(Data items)
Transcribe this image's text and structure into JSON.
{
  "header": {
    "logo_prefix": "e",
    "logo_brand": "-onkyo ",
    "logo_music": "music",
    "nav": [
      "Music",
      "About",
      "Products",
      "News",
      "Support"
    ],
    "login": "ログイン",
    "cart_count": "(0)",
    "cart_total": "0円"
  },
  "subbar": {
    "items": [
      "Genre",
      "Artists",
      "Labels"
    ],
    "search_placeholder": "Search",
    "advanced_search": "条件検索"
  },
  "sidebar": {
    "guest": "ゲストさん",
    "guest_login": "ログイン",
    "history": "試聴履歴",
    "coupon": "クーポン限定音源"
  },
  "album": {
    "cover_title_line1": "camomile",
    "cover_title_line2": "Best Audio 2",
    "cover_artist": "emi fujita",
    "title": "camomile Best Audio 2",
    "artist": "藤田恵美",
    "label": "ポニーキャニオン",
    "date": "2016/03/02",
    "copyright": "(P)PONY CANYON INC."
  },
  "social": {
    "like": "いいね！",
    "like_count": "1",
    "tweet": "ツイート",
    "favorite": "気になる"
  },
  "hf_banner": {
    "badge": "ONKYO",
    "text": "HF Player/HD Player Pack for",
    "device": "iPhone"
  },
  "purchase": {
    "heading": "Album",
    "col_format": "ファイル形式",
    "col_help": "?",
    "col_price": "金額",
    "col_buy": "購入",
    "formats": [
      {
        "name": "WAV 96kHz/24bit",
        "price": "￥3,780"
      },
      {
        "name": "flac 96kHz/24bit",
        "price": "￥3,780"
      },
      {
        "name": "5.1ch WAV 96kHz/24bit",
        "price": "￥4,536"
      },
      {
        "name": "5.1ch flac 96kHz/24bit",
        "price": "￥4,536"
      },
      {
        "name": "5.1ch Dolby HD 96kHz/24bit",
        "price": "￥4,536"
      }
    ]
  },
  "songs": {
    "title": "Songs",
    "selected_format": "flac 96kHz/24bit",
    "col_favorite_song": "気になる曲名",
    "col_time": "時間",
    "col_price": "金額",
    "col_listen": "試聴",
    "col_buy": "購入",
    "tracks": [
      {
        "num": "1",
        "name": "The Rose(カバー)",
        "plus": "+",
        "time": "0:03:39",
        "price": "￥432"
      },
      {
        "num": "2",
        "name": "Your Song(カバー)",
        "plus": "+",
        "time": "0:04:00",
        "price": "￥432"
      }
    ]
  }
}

(To be done) Repeat each record in full; every line must match exactly.

(Output of the task)
Transcribe this image's text and structure into JSON.
{
  "header": {
    "logo_prefix": "e",
    "logo_brand": "-onkyo ",
    "logo_music": "music",
    "nav": [
      "Music",
      "About",
      "Products",
      "News",
      "Support"
    ],
    "login": "ログイン",
    "cart_count": "(0)",
    "cart_total": "0円"
  },
  "subbar": {
    "items": [
      "Genre",
      "Artists",
      "Labels"
    ],
    "search_placeholder": "Search",
    "advanced_search": "条件検索"
  },
  "sidebar": {
    "guest": "ゲストさん",
    "guest_login": "ログイン",
    "history": "試聴履歴",
    "coupon": "クーポン限定音源"
  },
  "album": {
    "cover_title_line1": "camomile",
    "cover_title_line2": "Best Audio 2",
    "cover_artist": "emi fujita",
    "title": "camomile Best Audio 2",
    "artist": "藤田恵美",
    "label": "ポニーキャニオン",
    "date": "2016/03/02",
    "copyright": "(P)PONY CANYON INC."
  },
  "social": {
    "like": "いいね！",
    "like_count": "1",
    "tweet": "ツイート",
    "favorite": "気になる"
  },
  "hf_banner": {
    "badge": "ONKYO",
    "text": "HF Player/HD Player Pack for",
    "device": "iPhone"
  },
  "purchase": {
    "heading": "Album",
    "col_format": "ファイル形式",
    "col_help": "?",
    "col_price": "金額",
    "col_buy": "購入",
    "formats": [
      {
        "name": "WAV 96kHz/24bit",
        "price": "￥3,780"
      },
      {
        "name": "flac 96kHz/24bit",
        "price": "￥3,780"
      },
      {
        "name": "5.1ch WAV 96kHz/24bit",
        "price": "￥4,536"
      },
      {
        "name": "5.1ch flac 96kHz/24bit",
        "price": "￥4,536"
      },
      {
        "name": "5.1ch Dolby HD 96kHz/24bit",
        "price": "￥4,536"
      }
    ]
  },
  "songs": {
    "title": "Songs",
    "selected_format": "flac 96kHz/24bit",
    "col_favorite_song": "気になる曲名",
    "col_time": "時間",
    "col_price": "金額",
    "col_listen": "試聴",
    "col_buy": "購入",
    "tracks": [
      {
        "num": "1",
        "name": "The Rose(カバー)",
        "plus": "+",
        "time": "0:03:39",
        "price": "￥432"
      },
      {
        "num": "2",
        "name": "Your Song(カバー)",
        "plus": "+",
        "time": "0:04:00",
        "price": "￥432"
      }
    ]
  }
}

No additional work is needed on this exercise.